OBJECTIVE: Copy the listing below verbatim, everything from its first line down to the line containing "status-encoding[interactable]: UTF-8 —", including both of those lines.

___ RECORD EXTRACTS ___

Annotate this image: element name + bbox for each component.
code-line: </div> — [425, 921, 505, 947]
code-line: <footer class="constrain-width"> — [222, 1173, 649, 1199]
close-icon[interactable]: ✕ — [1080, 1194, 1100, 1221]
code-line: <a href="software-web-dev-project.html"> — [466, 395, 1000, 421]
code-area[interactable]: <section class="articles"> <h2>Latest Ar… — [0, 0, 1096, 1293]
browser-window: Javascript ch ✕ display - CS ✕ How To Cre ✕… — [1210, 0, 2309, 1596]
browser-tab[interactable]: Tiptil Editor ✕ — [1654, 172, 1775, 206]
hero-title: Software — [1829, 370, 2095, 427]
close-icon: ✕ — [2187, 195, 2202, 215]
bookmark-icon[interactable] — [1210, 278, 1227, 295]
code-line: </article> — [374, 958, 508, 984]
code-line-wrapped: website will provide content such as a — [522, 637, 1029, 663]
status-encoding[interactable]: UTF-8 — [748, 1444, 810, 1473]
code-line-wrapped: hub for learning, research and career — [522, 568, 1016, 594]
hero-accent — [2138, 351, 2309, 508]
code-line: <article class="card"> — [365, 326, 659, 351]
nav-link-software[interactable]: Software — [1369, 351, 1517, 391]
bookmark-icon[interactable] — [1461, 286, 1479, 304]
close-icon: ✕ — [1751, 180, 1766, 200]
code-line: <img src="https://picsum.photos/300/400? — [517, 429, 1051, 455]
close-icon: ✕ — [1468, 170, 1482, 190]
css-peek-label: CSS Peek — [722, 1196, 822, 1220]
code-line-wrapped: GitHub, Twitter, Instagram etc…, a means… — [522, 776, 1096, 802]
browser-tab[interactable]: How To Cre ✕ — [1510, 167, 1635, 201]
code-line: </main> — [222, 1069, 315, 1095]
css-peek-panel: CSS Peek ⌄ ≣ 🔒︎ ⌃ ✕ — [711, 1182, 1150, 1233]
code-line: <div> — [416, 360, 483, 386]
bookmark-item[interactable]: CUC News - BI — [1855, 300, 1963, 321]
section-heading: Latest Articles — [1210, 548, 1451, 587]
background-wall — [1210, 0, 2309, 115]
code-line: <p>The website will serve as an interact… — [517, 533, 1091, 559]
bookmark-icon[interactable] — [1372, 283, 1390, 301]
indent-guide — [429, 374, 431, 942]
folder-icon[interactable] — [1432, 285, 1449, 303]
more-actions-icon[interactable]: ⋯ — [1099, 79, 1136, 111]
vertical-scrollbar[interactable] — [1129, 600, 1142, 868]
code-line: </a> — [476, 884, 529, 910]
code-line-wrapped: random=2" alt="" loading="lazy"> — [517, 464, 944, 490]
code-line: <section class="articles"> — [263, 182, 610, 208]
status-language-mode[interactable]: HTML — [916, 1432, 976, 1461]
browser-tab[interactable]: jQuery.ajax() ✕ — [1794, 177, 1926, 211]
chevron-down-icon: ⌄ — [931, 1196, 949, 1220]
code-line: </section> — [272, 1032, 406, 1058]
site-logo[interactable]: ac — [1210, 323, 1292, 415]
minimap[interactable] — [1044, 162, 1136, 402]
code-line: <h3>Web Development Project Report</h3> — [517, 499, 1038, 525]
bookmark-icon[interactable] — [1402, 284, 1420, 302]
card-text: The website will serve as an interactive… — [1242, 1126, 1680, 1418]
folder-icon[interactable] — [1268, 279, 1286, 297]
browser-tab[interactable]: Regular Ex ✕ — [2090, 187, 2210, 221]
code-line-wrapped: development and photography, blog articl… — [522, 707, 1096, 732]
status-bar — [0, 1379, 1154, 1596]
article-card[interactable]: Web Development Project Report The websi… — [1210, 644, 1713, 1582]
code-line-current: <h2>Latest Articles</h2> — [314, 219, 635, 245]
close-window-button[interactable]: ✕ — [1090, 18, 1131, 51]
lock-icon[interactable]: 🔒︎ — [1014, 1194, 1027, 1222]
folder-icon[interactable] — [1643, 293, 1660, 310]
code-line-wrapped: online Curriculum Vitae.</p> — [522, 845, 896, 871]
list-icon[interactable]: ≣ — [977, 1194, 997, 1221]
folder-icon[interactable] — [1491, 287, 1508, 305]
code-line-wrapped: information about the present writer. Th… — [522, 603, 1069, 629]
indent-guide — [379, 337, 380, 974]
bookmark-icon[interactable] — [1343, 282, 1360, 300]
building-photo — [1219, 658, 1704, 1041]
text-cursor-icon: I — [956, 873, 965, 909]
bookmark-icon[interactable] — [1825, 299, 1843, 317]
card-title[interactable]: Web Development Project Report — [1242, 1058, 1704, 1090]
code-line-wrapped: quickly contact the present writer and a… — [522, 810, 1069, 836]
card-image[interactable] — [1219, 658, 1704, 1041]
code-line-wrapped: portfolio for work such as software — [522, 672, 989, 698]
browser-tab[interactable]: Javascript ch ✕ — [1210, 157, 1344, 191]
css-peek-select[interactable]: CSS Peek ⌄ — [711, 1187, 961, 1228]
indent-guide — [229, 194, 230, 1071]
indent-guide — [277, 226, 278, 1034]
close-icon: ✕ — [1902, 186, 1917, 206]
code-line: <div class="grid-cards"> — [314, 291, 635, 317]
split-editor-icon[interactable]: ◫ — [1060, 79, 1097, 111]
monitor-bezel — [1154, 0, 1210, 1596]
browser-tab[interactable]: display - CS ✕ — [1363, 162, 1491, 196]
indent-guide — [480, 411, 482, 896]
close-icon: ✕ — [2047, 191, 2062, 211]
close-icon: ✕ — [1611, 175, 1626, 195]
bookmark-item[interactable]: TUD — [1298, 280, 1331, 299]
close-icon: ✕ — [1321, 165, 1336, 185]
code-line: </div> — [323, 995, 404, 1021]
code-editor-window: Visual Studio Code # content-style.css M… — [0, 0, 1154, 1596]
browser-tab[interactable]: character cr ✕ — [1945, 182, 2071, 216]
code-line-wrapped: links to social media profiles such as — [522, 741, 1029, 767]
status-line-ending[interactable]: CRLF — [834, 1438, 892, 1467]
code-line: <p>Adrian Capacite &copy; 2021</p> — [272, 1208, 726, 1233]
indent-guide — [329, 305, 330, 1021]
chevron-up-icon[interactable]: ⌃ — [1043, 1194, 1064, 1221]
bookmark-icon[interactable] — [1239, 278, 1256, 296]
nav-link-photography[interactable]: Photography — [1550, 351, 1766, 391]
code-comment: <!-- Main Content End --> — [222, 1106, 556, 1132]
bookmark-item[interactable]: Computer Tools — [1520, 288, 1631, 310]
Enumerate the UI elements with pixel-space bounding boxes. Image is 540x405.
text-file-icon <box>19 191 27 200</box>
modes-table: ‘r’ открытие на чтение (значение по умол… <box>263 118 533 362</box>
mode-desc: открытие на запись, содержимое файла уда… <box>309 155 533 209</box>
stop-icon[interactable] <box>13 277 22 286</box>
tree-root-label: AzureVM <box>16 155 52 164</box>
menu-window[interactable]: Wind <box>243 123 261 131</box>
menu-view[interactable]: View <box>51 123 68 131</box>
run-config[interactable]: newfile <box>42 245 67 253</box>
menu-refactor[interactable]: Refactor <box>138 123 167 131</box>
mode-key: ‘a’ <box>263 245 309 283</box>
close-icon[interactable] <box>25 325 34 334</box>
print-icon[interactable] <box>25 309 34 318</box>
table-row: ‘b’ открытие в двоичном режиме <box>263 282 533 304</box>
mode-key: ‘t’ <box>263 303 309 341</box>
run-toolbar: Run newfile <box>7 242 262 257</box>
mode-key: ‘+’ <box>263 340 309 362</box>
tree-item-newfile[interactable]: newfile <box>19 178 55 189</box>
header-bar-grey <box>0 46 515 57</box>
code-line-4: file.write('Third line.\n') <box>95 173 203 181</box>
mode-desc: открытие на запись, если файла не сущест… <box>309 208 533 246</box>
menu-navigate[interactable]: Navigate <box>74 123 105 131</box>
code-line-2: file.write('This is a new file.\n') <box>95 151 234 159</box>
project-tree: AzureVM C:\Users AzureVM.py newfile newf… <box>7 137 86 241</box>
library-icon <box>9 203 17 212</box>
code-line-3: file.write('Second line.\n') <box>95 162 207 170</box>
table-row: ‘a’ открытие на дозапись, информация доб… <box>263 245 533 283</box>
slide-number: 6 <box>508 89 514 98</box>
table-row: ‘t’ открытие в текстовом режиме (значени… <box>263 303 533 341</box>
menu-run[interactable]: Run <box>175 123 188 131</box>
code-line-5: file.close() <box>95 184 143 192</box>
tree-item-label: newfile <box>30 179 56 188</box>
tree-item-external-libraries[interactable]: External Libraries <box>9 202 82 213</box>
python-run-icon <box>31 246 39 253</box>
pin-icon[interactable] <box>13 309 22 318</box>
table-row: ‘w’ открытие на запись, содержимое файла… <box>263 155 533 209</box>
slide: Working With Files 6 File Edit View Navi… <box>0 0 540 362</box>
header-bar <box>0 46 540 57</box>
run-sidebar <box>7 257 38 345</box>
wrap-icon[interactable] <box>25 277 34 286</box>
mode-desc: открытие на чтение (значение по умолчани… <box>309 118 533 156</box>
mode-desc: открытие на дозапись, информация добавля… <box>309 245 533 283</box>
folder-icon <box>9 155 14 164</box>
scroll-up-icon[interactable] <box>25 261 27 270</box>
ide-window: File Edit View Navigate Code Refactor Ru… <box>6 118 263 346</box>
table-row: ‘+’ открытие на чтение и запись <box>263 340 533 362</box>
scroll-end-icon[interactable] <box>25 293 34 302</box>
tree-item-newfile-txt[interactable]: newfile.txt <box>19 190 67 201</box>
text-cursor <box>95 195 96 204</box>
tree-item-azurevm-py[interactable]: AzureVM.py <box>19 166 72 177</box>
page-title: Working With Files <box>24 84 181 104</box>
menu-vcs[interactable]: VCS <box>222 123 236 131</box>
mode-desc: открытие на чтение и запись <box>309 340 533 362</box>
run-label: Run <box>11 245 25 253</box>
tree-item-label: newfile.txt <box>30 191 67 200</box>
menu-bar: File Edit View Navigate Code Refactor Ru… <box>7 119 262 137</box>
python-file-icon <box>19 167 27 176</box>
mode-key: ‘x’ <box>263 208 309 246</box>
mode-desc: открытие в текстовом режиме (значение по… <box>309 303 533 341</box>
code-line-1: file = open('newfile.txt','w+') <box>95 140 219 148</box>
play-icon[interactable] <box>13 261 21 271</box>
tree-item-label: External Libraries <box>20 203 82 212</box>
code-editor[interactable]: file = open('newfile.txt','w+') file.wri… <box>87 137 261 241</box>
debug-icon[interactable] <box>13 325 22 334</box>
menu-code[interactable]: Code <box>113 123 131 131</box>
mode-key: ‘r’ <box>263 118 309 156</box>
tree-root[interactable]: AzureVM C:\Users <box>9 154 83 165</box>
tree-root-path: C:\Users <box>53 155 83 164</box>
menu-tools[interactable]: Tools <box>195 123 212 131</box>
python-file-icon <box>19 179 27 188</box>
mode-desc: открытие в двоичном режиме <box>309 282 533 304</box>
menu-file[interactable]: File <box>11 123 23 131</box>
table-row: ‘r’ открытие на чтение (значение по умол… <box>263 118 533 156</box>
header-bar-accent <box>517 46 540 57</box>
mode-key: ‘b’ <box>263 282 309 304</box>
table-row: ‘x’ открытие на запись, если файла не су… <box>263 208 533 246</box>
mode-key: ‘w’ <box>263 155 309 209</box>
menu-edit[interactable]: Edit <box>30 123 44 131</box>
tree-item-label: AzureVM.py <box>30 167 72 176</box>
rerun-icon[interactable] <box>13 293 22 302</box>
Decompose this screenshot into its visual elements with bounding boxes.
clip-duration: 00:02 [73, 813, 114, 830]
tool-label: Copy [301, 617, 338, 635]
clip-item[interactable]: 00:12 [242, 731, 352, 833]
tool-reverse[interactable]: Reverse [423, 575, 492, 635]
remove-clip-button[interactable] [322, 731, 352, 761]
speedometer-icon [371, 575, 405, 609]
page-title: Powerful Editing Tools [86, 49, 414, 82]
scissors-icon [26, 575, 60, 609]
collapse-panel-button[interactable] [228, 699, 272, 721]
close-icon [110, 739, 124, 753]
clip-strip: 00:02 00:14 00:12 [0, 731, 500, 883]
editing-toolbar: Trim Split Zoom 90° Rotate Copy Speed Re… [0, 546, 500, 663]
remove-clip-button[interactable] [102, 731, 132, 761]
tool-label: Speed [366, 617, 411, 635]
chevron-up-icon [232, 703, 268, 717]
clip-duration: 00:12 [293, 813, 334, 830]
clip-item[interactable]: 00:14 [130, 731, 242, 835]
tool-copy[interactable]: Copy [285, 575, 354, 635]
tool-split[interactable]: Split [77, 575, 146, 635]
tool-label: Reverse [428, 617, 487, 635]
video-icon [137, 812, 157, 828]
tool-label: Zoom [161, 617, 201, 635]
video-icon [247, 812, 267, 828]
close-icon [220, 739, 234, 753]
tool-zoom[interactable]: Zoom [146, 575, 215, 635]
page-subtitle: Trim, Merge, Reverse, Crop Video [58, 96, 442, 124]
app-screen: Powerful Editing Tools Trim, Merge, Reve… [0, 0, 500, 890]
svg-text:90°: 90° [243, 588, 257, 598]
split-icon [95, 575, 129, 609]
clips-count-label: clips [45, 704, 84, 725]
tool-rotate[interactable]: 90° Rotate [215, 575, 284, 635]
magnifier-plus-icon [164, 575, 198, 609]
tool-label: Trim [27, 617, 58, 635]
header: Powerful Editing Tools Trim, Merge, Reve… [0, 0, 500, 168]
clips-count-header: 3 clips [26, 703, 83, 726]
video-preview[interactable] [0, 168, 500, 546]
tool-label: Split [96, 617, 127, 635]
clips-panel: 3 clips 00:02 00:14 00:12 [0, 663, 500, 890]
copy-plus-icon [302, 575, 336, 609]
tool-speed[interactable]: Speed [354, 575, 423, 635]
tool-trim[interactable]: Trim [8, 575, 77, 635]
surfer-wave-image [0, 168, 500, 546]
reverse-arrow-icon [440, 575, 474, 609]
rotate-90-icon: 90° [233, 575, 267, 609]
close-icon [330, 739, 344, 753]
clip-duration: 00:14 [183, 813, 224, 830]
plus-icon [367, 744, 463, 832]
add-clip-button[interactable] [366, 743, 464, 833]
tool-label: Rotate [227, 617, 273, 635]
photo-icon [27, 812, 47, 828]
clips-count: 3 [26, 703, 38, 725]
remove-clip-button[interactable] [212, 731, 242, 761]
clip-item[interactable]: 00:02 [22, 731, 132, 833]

___

PROBLEM SOLUTION:
Annotate this image: element name + bbox for each component.
code-line: </div> — [425, 921, 505, 947]
code-line: <footer class="constrain-width"> — [222, 1173, 649, 1199]
close-icon[interactable]: ✕ — [1080, 1194, 1100, 1221]
code-line: <a href="software-web-dev-project.html"> — [466, 395, 1000, 421]
code-area[interactable]: <section class="articles"> <h2>Latest Ar… — [0, 0, 1096, 1293]
browser-window: Javascript ch ✕ display - CS ✕ How To Cre ✕… — [1210, 0, 2309, 1596]
browser-tab[interactable]: Tiptil Editor ✕ — [1654, 172, 1775, 206]
hero-title: Software — [1829, 370, 2095, 427]
close-icon: ✕ — [2187, 195, 2202, 215]
bookmark-icon[interactable] — [1210, 278, 1227, 295]
code-line: </article> — [374, 958, 508, 984]
code-line-wrapped: website will provide content such as a — [522, 637, 1029, 663]
status-encoding[interactable]: UTF-8 — [748, 1444, 810, 1473]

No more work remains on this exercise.